Short task ->
Below is a block of records. Copy every line in it that contains the word "screenshot".

Extracted records ->
------

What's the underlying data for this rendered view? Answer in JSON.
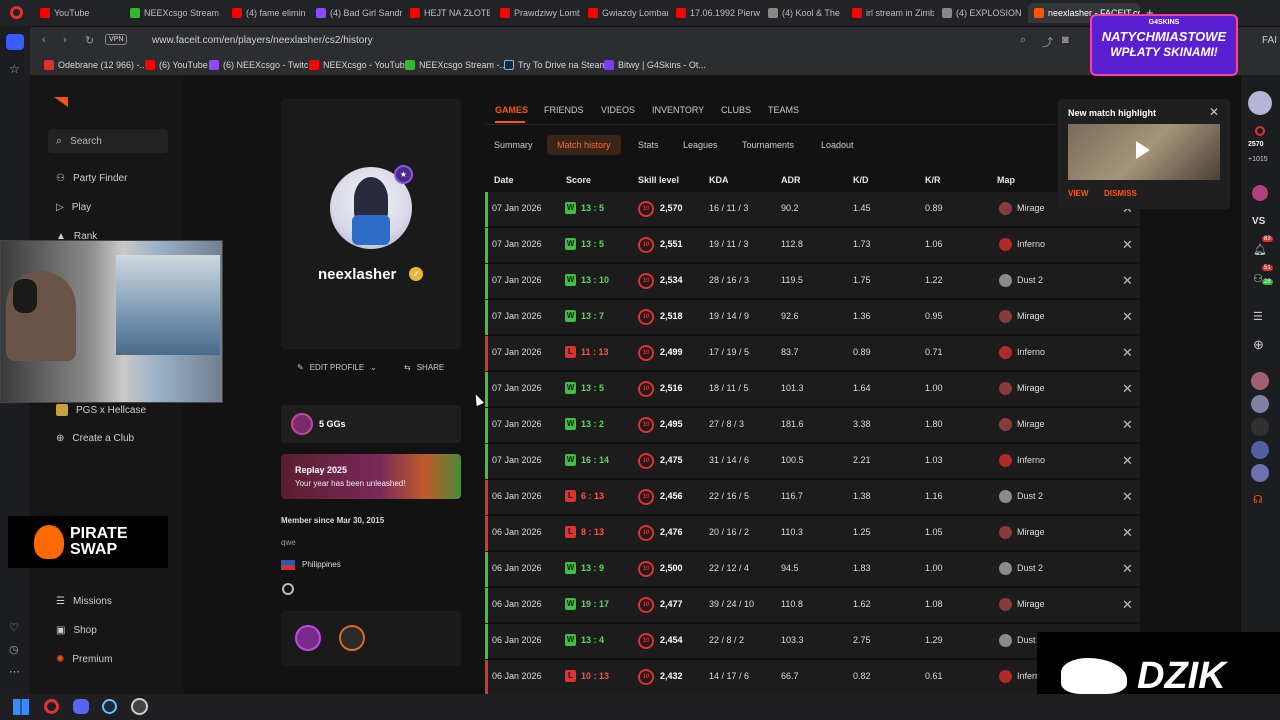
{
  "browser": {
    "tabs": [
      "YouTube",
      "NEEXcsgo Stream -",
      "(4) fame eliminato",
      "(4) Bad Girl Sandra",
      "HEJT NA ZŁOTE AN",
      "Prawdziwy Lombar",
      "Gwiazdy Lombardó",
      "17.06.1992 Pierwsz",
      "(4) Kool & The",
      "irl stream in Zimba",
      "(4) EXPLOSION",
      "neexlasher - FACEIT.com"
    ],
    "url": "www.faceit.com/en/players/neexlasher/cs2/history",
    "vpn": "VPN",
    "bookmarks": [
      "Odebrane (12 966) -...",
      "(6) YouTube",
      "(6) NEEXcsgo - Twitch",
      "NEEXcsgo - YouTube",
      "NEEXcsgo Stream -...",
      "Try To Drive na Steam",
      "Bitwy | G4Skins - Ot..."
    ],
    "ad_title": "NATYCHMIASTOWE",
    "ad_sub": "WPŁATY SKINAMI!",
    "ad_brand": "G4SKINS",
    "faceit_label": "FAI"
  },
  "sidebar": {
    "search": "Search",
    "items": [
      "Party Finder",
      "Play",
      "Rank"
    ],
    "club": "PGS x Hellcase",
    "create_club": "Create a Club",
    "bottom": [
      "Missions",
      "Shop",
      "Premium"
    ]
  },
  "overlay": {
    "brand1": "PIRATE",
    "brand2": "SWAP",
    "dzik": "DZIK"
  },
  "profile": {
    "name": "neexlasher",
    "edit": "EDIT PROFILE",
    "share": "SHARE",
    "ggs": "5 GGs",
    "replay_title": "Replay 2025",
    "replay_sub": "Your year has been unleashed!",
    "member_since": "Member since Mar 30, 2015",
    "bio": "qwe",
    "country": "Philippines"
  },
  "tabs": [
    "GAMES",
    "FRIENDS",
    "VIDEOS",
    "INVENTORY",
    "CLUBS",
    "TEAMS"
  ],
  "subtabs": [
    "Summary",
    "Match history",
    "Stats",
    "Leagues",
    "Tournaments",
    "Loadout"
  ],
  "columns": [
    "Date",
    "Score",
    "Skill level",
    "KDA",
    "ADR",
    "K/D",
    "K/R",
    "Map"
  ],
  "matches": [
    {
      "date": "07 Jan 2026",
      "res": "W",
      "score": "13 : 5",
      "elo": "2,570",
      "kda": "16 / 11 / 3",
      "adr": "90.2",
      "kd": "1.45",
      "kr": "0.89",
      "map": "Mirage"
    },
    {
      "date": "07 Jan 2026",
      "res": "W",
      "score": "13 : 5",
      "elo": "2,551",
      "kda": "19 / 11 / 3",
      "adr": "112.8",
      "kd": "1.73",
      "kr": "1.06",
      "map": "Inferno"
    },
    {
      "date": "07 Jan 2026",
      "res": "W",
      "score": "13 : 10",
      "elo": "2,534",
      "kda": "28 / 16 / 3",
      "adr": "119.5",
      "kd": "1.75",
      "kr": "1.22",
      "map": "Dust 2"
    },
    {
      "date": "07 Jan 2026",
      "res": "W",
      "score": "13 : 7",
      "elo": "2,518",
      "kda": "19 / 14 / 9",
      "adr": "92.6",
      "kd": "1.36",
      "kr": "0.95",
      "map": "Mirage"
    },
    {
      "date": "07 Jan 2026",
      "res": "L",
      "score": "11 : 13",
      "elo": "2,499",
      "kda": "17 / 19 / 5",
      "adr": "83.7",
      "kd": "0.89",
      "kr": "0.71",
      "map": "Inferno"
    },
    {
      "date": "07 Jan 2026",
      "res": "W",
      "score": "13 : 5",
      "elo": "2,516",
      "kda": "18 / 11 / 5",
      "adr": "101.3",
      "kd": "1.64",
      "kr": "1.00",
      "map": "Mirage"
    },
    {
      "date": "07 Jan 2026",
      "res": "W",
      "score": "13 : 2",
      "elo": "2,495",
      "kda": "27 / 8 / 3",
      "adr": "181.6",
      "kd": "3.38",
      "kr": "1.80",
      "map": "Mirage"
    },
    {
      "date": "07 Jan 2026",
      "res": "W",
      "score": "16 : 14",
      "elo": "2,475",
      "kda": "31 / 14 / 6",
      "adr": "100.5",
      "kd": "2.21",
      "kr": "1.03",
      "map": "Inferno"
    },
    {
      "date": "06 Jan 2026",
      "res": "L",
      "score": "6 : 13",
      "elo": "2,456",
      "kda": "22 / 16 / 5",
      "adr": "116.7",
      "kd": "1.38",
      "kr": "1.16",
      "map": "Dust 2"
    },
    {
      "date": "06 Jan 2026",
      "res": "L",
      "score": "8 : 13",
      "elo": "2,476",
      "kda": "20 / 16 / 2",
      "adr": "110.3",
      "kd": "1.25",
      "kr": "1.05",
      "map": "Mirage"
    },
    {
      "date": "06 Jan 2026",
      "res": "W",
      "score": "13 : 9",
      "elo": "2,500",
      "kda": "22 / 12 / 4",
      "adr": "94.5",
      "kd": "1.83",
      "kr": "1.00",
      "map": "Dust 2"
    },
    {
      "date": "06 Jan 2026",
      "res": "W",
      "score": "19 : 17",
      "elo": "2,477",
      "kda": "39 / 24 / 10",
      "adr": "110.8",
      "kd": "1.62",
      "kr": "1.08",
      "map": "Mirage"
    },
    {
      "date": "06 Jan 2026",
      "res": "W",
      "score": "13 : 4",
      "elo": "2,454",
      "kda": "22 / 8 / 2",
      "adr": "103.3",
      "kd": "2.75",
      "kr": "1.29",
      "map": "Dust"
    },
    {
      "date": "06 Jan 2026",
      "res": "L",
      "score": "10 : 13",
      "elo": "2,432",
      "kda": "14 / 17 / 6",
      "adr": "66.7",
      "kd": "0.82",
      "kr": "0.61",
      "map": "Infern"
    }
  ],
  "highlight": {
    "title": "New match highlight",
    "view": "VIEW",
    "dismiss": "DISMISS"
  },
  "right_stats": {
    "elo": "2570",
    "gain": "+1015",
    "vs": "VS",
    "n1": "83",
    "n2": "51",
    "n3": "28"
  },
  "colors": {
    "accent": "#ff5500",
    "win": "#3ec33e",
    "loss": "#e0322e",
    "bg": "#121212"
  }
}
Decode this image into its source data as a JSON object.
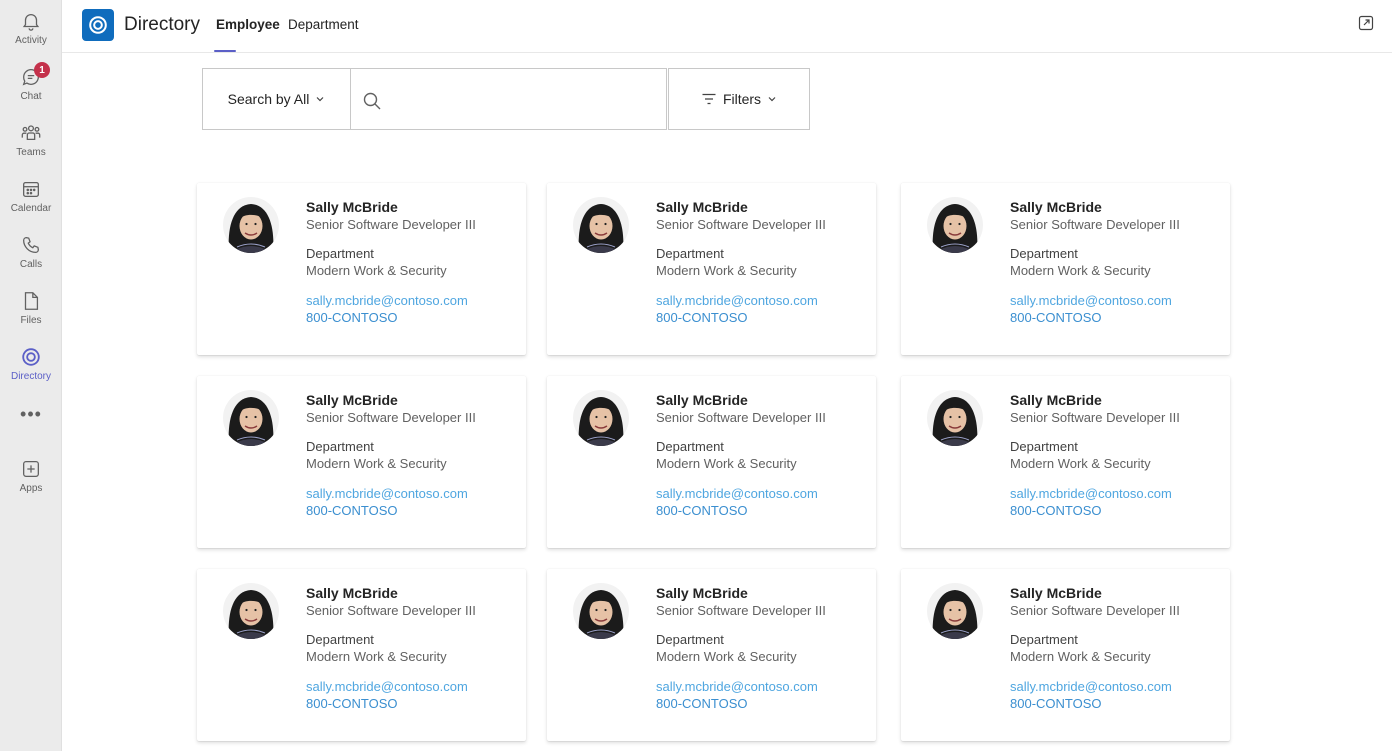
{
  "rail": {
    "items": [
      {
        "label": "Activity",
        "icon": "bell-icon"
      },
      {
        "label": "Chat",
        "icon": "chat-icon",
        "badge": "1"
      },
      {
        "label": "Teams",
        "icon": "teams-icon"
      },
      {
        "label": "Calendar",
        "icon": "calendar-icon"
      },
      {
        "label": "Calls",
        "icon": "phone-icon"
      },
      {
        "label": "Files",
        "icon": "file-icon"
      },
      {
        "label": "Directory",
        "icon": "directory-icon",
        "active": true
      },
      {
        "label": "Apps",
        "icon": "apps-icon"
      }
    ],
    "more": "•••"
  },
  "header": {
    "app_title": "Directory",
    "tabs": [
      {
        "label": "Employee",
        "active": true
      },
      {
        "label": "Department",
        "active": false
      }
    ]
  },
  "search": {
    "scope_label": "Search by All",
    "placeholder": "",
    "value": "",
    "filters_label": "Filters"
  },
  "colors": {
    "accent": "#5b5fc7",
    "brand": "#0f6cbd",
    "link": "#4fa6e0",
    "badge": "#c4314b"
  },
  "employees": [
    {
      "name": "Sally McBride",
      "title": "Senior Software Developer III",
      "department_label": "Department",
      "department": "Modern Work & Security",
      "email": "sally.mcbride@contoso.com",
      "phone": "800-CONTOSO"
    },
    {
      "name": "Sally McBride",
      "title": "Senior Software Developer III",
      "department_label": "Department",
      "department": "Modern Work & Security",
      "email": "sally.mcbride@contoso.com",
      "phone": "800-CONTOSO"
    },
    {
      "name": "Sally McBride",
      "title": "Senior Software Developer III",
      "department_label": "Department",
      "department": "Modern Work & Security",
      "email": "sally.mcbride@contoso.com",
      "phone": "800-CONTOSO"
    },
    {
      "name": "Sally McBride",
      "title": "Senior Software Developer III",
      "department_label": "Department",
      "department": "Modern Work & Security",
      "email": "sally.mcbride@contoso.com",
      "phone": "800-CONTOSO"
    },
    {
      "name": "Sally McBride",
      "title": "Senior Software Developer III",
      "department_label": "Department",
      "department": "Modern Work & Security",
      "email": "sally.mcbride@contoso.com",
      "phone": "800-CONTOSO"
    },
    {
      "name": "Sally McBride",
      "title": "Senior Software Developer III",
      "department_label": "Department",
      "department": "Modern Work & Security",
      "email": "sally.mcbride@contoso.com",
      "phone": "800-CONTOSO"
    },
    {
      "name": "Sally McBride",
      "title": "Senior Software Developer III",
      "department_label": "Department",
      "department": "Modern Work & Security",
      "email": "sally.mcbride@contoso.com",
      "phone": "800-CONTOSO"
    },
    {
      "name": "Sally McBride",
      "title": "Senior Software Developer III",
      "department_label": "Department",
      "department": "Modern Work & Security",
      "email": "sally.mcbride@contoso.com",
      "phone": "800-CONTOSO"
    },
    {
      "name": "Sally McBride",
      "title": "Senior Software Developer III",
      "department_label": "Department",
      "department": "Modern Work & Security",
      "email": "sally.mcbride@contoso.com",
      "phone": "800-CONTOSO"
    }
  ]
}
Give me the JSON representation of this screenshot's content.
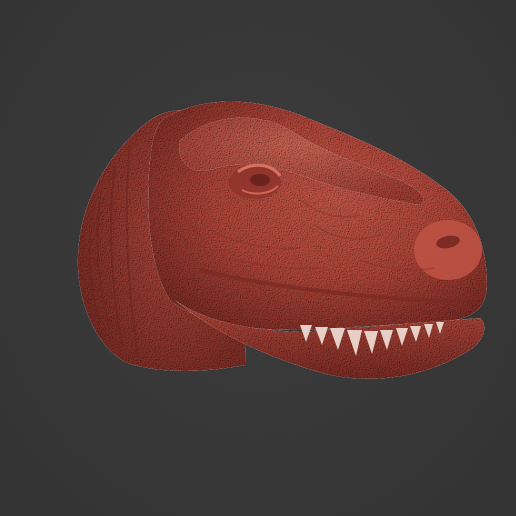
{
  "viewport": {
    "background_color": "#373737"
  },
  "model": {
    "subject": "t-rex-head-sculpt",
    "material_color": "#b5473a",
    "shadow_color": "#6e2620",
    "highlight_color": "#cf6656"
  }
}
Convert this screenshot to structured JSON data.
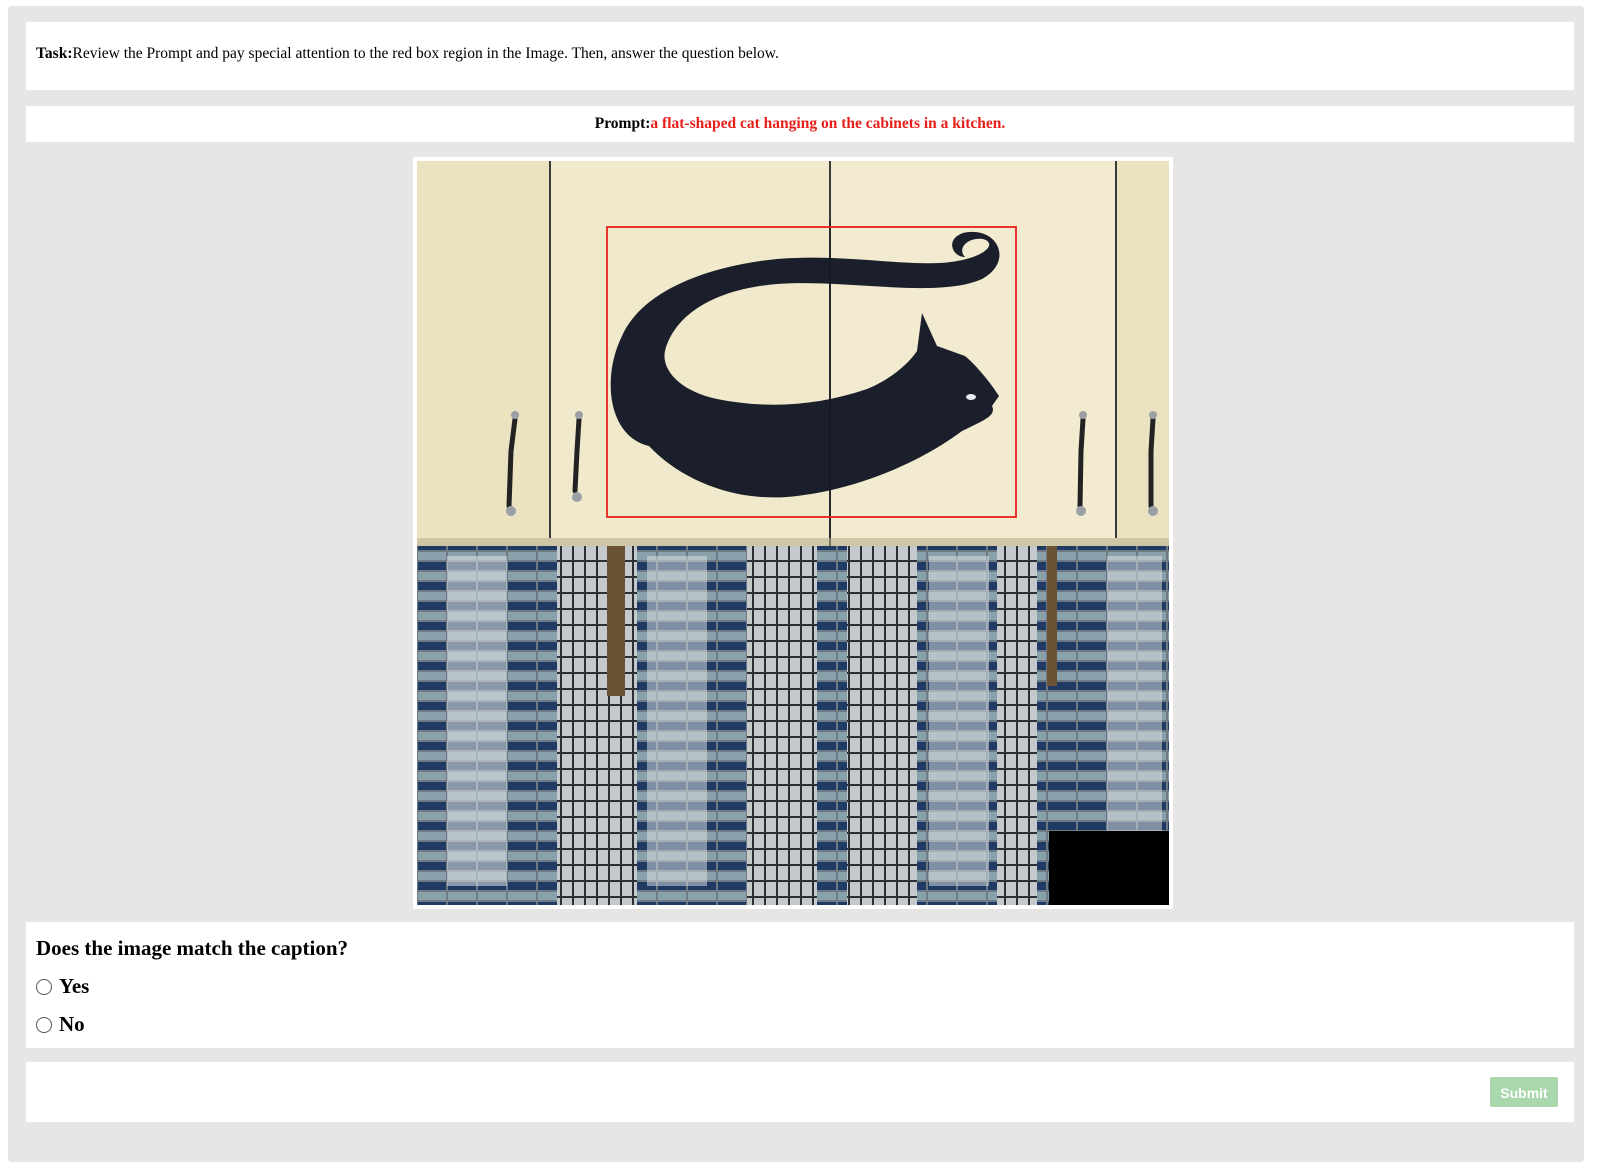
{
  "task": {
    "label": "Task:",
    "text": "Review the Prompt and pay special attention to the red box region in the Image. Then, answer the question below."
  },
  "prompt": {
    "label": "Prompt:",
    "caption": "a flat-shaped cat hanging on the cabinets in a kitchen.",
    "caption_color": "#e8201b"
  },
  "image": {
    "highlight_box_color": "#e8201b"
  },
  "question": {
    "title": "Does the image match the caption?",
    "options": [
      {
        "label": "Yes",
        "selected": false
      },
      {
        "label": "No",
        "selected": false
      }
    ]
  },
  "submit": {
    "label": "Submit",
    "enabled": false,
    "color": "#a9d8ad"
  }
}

------

Exercise answer ->
Give me the JSON representation of this screenshot's content.
Convert this screenshot to structured JSON data.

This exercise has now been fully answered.